- Task brief:
Would you pull out every line of the material that contains the string "Leaderboard"?
══ Input data
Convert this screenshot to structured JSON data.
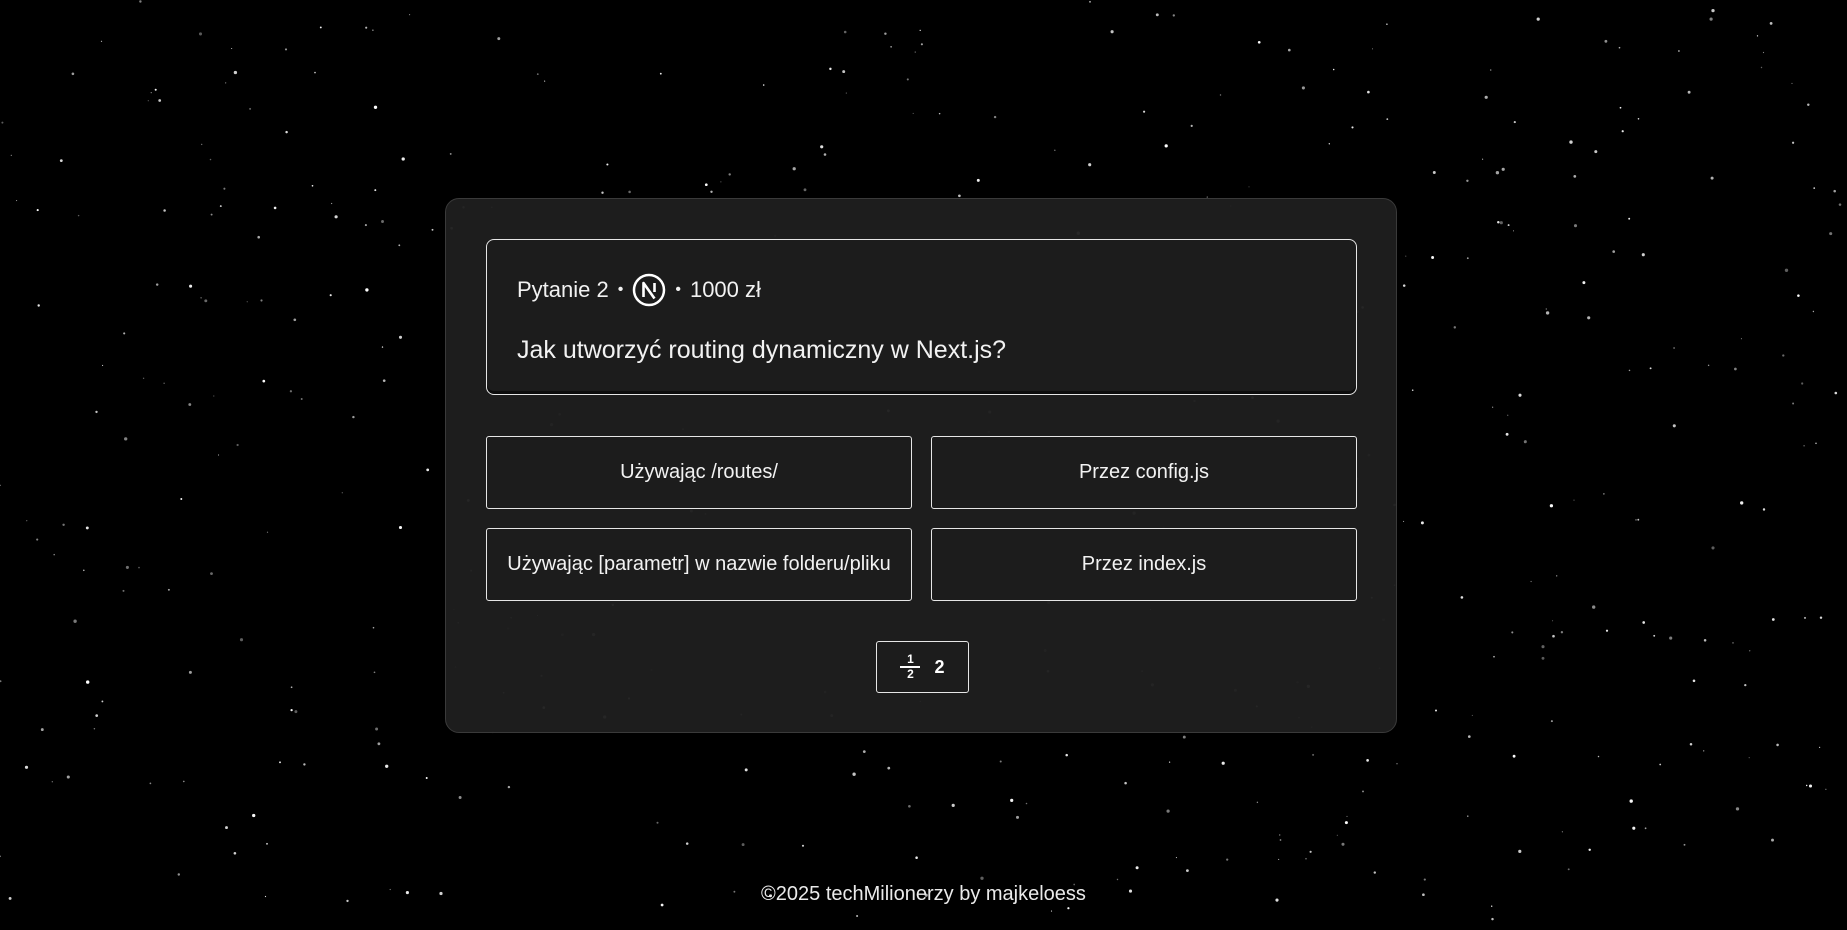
{
  "question": {
    "meta_label": "Pytanie 2",
    "separator": "•",
    "category_icon": "nextjs-logo-icon",
    "prize": "1000 zł",
    "text": "Jak utworzyć routing dynamiczny w Next.js?"
  },
  "answers": [
    {
      "label": "Używając /routes/"
    },
    {
      "label": "Przez config.js"
    },
    {
      "label": "Używając [parametr] w nazwie folderu/pliku"
    },
    {
      "label": "Przez index.js"
    }
  ],
  "lifeline": {
    "icon": "fifty-fifty-icon",
    "numerator": "1",
    "denominator": "2",
    "count": "2"
  },
  "footer": {
    "text": "©2025 techMilionerzy by majkeloess"
  },
  "colors": {
    "background": "#000000",
    "panel": "#1e1e1e",
    "border": "#e6e6e6",
    "text": "#f2f2f2"
  }
}
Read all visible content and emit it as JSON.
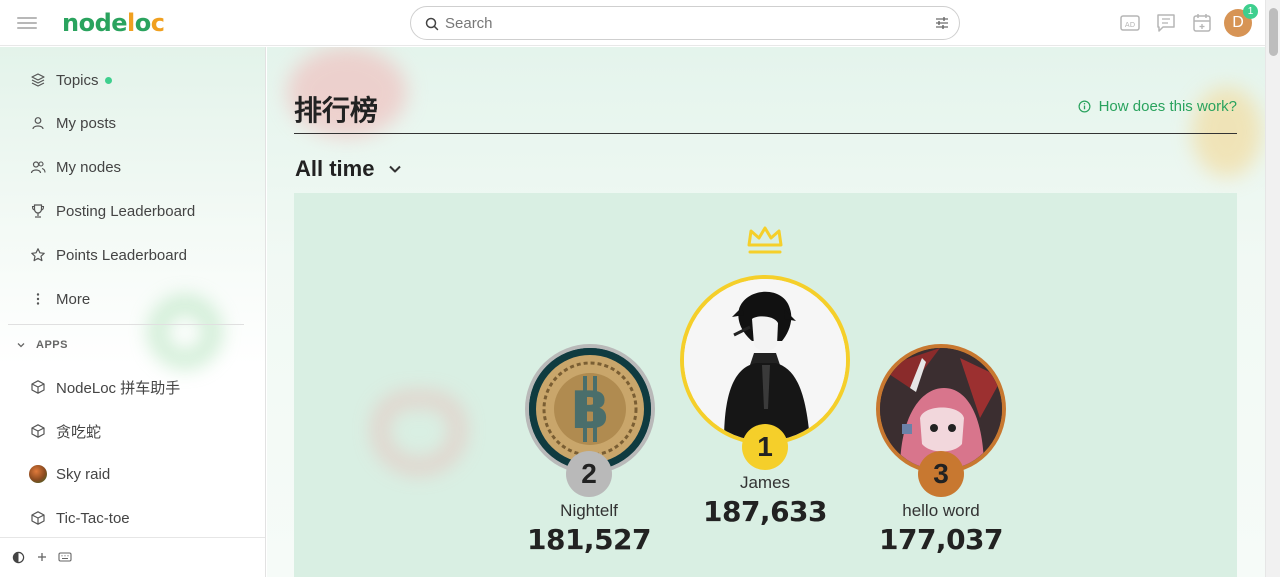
{
  "header": {
    "logo_a": "node",
    "logo_b": "l",
    "logo_c": "o",
    "logo_d": "c",
    "search_placeholder": "Search",
    "avatar_letter": "D",
    "notification_count": "1"
  },
  "sidebar": {
    "items": [
      {
        "label": "Topics",
        "icon": "layers-icon"
      },
      {
        "label": "My posts",
        "icon": "user-icon"
      },
      {
        "label": "My nodes",
        "icon": "users-icon"
      },
      {
        "label": "Posting Leaderboard",
        "icon": "trophy-icon"
      },
      {
        "label": "Points Leaderboard",
        "icon": "star-icon"
      },
      {
        "label": "More",
        "icon": "vertical-dots-icon"
      }
    ],
    "apps_heading": "APPS",
    "apps": [
      {
        "label": "NodeLoc 拼车助手",
        "icon": "cube-icon"
      },
      {
        "label": "贪吃蛇",
        "icon": "cube-icon"
      },
      {
        "label": "Sky raid",
        "icon": "app-avatar"
      },
      {
        "label": "Tic-Tac-toe",
        "icon": "cube-icon"
      }
    ]
  },
  "main": {
    "title": "排行榜",
    "how_link": "How does this work?",
    "period": "All time",
    "podium": [
      {
        "rank": "1",
        "name": "James",
        "score": "187,633"
      },
      {
        "rank": "2",
        "name": "Nightelf",
        "score": "181,527"
      },
      {
        "rank": "3",
        "name": "hello word",
        "score": "177,037"
      }
    ]
  },
  "colors": {
    "brand_green": "#2aa35e",
    "brand_orange": "#f0a020",
    "gold": "#f5cf2a",
    "silver": "#b9b9b9",
    "bronze": "#c87830",
    "online_dot": "#3ecf8e"
  }
}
════
- Final result:
        "label": "Posting Leaderboard",
        "label": "Points Leaderboard",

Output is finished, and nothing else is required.